» Task details:
Format the lines from the first one through the line containing "mixed-premium-cell: 299,947 —", both included, as a JSON list of strings with one string per line and any blank lines omitted.

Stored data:
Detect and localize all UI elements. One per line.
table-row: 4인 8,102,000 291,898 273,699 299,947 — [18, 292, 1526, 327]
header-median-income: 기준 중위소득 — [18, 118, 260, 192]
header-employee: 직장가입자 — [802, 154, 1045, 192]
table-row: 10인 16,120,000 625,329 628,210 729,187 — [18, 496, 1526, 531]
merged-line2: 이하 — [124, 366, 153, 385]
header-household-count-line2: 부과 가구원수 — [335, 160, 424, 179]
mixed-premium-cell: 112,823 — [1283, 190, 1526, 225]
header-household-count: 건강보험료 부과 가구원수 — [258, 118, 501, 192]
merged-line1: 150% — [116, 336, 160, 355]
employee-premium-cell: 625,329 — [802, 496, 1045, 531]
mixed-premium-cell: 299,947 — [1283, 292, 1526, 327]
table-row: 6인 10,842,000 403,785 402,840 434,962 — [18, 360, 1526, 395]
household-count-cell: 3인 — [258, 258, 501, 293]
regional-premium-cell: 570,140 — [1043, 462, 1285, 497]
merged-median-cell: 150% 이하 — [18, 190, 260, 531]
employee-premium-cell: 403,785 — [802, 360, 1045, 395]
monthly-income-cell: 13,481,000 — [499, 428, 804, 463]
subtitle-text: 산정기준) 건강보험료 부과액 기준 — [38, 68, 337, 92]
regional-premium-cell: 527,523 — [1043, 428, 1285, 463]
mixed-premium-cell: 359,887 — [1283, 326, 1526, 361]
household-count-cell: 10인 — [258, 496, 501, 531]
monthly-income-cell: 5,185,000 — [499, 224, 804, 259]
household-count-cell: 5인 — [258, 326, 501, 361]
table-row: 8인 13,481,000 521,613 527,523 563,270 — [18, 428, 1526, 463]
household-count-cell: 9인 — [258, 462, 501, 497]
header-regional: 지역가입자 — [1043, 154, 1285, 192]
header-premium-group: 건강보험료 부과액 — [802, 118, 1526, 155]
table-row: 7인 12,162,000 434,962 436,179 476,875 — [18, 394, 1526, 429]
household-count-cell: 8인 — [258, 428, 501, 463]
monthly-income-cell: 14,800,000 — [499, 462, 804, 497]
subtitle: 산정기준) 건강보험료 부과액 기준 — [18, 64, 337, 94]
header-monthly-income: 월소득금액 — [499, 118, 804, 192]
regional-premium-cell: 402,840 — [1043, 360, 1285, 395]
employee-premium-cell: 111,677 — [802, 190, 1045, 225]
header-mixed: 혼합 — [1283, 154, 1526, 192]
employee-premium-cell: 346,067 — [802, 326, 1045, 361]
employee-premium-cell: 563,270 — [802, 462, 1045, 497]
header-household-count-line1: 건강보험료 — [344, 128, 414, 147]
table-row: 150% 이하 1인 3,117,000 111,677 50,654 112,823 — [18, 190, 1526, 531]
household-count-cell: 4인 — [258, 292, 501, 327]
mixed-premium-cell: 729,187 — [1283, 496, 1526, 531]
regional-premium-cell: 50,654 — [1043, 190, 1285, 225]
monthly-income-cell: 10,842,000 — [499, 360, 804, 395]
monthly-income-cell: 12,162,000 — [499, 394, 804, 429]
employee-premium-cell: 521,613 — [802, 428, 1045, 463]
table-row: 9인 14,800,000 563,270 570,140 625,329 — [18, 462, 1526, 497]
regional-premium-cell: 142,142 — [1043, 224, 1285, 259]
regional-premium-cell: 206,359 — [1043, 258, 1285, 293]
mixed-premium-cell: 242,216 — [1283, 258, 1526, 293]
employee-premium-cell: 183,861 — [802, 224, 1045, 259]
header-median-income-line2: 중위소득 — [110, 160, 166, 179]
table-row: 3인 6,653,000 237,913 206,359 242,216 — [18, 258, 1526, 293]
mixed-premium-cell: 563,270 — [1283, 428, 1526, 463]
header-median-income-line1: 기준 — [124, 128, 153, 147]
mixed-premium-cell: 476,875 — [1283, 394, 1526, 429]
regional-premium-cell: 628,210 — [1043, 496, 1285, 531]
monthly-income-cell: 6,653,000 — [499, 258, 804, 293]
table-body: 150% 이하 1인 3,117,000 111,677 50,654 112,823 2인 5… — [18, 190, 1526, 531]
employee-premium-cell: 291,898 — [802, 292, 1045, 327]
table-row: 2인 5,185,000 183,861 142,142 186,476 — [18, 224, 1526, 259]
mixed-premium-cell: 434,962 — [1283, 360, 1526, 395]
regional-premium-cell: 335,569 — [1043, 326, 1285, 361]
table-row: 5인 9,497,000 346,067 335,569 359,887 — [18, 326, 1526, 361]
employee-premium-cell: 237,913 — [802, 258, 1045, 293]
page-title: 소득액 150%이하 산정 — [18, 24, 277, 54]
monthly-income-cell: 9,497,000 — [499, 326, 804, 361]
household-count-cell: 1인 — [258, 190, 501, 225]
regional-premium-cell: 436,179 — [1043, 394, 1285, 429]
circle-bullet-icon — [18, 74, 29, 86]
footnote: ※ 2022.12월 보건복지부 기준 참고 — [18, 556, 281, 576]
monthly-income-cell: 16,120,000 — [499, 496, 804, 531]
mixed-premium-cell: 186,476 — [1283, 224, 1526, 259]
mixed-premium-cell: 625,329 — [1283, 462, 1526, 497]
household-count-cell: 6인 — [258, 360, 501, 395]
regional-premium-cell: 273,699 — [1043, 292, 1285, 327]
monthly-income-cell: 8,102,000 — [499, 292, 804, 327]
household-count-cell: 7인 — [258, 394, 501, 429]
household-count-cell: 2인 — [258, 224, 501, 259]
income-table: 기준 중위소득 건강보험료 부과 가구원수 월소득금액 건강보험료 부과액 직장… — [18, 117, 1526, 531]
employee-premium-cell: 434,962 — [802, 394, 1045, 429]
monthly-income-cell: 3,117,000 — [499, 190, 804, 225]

» Expected output:
[
  "Detect and localize all UI elements. One per line.",
  "table-row: 4인 8,102,000 291,898 273,699 299,947 — [18, 292, 1526, 327]",
  "header-median-income: 기준 중위소득 — [18, 118, 260, 192]",
  "header-employee: 직장가입자 — [802, 154, 1045, 192]",
  "table-row: 10인 16,120,000 625,329 628,210 729,187 — [18, 496, 1526, 531]",
  "merged-line2: 이하 — [124, 366, 153, 385]",
  "header-household-count-line2: 부과 가구원수 — [335, 160, 424, 179]",
  "mixed-premium-cell: 112,823 — [1283, 190, 1526, 225]",
  "header-household-count: 건강보험료 부과 가구원수 — [258, 118, 501, 192]",
  "merged-line1: 150% — [116, 336, 160, 355]",
  "employee-premium-cell: 625,329 — [802, 496, 1045, 531]",
  "mixed-premium-cell: 299,947 — [1283, 292, 1526, 327]"
]